» Exercise aim
Find every line containing the word "this" in the records below; report only how many there are.

» Data for processing
* BEGIN *
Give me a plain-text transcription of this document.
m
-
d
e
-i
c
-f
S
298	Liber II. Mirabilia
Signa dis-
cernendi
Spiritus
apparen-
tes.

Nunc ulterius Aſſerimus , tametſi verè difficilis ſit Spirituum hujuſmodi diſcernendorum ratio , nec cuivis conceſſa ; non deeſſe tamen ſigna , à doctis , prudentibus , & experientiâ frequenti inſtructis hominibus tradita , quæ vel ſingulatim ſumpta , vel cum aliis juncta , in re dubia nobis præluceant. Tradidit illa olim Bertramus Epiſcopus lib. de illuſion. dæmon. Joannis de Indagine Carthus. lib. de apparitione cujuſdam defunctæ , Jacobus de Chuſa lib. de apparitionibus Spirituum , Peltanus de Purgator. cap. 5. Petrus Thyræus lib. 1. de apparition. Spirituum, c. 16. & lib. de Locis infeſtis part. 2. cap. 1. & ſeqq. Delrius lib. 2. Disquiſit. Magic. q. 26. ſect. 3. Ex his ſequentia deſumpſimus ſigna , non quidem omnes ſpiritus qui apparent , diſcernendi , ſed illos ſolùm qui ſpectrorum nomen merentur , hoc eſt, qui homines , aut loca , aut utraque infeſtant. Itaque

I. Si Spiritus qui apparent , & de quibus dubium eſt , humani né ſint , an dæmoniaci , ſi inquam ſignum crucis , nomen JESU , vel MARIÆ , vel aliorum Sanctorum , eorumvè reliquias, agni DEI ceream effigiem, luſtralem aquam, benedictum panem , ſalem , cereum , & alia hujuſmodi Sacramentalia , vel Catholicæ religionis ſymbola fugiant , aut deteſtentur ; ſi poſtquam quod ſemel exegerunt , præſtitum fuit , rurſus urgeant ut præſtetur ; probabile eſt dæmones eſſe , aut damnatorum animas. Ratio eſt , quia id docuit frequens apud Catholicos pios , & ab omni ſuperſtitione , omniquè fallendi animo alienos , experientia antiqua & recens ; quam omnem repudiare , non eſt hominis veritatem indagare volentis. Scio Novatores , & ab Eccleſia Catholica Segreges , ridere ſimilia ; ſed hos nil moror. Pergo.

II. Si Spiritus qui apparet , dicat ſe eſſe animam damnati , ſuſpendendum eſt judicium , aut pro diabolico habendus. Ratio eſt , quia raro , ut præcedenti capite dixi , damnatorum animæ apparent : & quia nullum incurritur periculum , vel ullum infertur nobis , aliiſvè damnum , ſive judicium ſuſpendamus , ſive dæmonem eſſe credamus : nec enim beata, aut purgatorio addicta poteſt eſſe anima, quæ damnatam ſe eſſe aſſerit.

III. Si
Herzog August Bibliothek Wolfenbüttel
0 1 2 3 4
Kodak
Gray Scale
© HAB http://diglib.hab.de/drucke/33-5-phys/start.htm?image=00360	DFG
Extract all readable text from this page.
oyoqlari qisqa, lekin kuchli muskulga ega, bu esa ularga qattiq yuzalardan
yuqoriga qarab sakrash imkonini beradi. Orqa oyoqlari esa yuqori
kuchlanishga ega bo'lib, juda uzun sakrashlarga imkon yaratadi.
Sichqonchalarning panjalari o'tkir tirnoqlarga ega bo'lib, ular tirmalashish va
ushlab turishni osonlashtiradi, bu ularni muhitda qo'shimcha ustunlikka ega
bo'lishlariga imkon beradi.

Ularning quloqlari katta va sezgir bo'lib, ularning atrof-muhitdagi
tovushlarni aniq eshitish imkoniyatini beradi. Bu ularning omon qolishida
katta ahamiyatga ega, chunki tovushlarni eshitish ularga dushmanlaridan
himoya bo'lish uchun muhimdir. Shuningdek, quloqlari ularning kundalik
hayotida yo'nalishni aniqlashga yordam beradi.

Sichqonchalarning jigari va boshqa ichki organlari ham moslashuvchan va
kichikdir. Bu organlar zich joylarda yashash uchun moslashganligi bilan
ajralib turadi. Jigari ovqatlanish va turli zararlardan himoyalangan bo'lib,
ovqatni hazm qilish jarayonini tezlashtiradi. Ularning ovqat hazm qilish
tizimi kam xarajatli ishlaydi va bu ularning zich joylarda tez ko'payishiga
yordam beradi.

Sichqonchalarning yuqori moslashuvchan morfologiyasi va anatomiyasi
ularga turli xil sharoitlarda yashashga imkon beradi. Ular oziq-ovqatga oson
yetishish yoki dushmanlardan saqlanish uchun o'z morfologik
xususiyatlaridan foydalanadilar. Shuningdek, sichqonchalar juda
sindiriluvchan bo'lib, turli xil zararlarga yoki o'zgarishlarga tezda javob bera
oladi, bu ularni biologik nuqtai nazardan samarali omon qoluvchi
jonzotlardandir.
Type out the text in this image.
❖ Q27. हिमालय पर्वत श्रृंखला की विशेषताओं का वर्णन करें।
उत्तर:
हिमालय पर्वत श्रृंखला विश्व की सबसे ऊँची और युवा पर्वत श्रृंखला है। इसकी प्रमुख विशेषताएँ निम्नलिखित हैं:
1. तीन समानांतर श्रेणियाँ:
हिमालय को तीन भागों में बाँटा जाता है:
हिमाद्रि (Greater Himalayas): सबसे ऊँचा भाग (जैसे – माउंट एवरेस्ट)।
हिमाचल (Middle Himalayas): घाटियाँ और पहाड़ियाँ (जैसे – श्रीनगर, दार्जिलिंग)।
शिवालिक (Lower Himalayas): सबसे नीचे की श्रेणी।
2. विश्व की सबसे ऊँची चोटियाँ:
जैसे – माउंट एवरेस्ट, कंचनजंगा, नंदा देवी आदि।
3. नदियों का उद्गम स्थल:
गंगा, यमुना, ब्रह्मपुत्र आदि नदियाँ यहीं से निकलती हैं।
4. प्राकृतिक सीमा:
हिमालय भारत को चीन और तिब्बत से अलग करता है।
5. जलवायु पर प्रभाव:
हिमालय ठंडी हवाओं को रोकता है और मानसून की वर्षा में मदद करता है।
* END *
» The answer
3